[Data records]
__________________________________________________

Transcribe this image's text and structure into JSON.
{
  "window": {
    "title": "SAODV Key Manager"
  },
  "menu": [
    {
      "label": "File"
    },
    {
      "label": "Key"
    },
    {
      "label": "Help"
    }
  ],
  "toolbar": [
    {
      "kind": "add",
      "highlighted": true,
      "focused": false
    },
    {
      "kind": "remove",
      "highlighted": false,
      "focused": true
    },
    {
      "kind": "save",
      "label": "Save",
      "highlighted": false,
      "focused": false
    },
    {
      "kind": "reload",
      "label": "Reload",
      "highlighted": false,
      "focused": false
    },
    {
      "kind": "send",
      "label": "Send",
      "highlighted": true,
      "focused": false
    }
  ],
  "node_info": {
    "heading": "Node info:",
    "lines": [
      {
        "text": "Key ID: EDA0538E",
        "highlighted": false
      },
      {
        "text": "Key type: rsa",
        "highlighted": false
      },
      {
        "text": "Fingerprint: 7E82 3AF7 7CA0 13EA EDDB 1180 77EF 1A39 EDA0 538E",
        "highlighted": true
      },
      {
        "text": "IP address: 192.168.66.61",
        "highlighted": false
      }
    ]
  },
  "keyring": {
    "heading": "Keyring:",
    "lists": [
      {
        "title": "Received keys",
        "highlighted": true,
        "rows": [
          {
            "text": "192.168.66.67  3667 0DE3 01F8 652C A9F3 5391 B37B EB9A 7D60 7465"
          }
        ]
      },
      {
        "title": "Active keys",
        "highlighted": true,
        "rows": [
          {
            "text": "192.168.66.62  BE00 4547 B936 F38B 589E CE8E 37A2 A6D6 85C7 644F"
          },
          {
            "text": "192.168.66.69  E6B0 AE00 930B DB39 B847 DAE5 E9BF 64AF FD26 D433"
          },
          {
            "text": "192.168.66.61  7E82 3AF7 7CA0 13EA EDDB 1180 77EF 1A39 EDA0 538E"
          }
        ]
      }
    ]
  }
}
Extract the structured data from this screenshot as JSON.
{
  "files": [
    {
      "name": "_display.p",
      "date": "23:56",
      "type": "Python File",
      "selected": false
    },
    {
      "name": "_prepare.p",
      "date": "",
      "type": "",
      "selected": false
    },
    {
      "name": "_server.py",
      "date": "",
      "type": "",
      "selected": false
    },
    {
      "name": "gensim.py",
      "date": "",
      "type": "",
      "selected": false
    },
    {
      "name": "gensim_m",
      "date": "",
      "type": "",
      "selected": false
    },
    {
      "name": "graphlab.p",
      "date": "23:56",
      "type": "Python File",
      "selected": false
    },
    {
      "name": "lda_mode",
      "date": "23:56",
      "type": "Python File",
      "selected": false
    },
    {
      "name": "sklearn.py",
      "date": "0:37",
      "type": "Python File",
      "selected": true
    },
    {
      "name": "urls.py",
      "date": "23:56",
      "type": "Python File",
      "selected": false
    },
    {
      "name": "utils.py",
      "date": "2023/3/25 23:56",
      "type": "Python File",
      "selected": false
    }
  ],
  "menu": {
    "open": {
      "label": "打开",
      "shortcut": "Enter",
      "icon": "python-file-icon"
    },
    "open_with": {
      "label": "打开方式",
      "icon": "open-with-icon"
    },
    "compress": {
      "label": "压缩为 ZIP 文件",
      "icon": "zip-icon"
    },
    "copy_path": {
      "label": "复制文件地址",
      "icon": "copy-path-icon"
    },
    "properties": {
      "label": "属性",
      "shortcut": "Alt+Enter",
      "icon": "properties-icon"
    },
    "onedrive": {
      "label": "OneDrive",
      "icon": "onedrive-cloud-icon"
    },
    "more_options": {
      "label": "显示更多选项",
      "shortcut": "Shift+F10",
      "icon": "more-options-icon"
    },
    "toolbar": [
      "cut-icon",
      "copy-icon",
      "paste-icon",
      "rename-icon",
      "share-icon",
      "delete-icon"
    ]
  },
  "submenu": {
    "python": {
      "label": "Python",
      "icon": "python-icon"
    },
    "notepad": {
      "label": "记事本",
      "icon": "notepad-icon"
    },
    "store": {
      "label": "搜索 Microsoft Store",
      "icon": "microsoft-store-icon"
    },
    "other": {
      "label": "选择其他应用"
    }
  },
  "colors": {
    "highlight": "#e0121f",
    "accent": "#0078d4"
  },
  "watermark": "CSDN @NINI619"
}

__________________________________________________

PROBLEM REQUIREMENTS -
Repeat every entry word for word.

REPLY -
Transcribe this image's text and structure into JSON.
{
  "window": {
    "title": "SAODV Key Manager"
  },
  "menu": [
    {
      "label": "File"
    },
    {
      "label": "Key"
    },
    {
      "label": "Help"
    }
  ],
  "toolbar": [
    {
      "kind": "add",
      "highlighted": true,
      "focused": false
    },
    {
      "kind": "remove",
      "highlighted": false,
      "focused": true
    },
    {
      "kind": "save",
      "label": "Save",
      "highlighted": false,
      "focused": false
    },
    {
      "kind": "reload",
      "label": "Reload",
      "highlighted": false,
      "focused": false
    },
    {
      "kind": "send",
      "label": "Send",
      "highlighted": true,
      "focused": false
    }
  ],
  "node_info": {
    "heading": "Node info:",
    "lines": [
      {
        "text": "Key ID: EDA0538E",
        "highlighted": false
      },
      {
        "text": "Key type: rsa",
        "highlighted": false
      },
      {
        "text": "Fingerprint: 7E82 3AF7 7CA0 13EA EDDB 1180 77EF 1A39 EDA0 538E",
        "highlighted": true
      },
      {
        "text": "IP address: 192.168.66.61",
        "highlighted": false
      }
    ]
  },
  "keyring": {
    "heading": "Keyring:",
    "lists": [
      {
        "title": "Received keys",
        "highlighted": true,
        "rows": [
          {
            "text": "192.168.66.67  3667 0DE3 01F8 652C A9F3 5391 B37B EB9A 7D60 7465"
          }
        ]
      },
      {
        "title": "Active keys",
        "highlighted": true,
        "rows": [
          {
            "text": "192.168.66.62  BE00 4547 B936 F38B 589E CE8E 37A2 A6D6 85C7 644F"
          },
          {
            "text": "192.168.66.69  E6B0 AE00 930B DB39 B847 DAE5 E9BF 64AF FD26 D433"
          },
          {
            "text": "192.168.66.61  7E82 3AF7 7CA0 13EA EDDB 1180 77EF 1A39 EDA0 538E"
          }
        ]
      }
    ]
  }
}
Extract the structured data from this screenshot as JSON.
{
  "files": [
    {
      "name": "_display.p",
      "date": "23:56",
      "type": "Python File",
      "selected": false
    },
    {
      "name": "_prepare.p",
      "date": "",
      "type": "",
      "selected": false
    },
    {
      "name": "_server.py",
      "date": "",
      "type": "",
      "selected": false
    },
    {
      "name": "gensim.py",
      "date": "",
      "type": "",
      "selected": false
    },
    {
      "name": "gensim_m",
      "date": "",
      "type": "",
      "selected": false
    },
    {
      "name": "graphlab.p",
      "date": "23:56",
      "type": "Python File",
      "selected": false
    },
    {
      "name": "lda_mode",
      "date": "23:56",
      "type": "Python File",
      "selected": false
    },
    {
      "name": "sklearn.py",
      "date": "0:37",
      "type": "Python File",
      "selected": true
    },
    {
      "name": "urls.py",
      "date": "23:56",
      "type": "Python File",
      "selected": false
    },
    {
      "name": "utils.py",
      "date": "2023/3/25 23:56",
      "type": "Python File",
      "selected": false
    }
  ],
  "menu": {
    "open": {
      "label": "打开",
      "shortcut": "Enter",
      "icon": "python-file-icon"
    },
    "open_with": {
      "label": "打开方式",
      "icon": "open-with-icon"
    },
    "compress": {
      "label": "压缩为 ZIP 文件",
      "icon": "zip-icon"
    },
    "copy_path": {
      "label": "复制文件地址",
      "icon": "copy-path-icon"
    },
    "properties": {
      "label": "属性",
      "shortcut": "Alt+Enter",
      "icon": "properties-icon"
    },
    "onedrive": {
      "label": "OneDrive",
      "icon": "onedrive-cloud-icon"
    },
    "more_options": {
      "label": "显示更多选项",
      "shortcut": "Shift+F10",
      "icon": "more-options-icon"
    },
    "toolbar": [
      "cut-icon",
      "copy-icon",
      "paste-icon",
      "rename-icon",
      "share-icon",
      "delete-icon"
    ]
  },
  "submenu": {
    "python": {
      "label": "Python",
      "icon": "python-icon"
    },
    "notepad": {
      "label": "记事本",
      "icon": "notepad-icon"
    },
    "store": {
      "label": "搜索 Microsoft Store",
      "icon": "microsoft-store-icon"
    },
    "other": {
      "label": "选择其他应用"
    }
  },
  "colors": {
    "highlight": "#e0121f",
    "accent": "#0078d4"
  },
  "watermark": "CSDN @NINI619"
}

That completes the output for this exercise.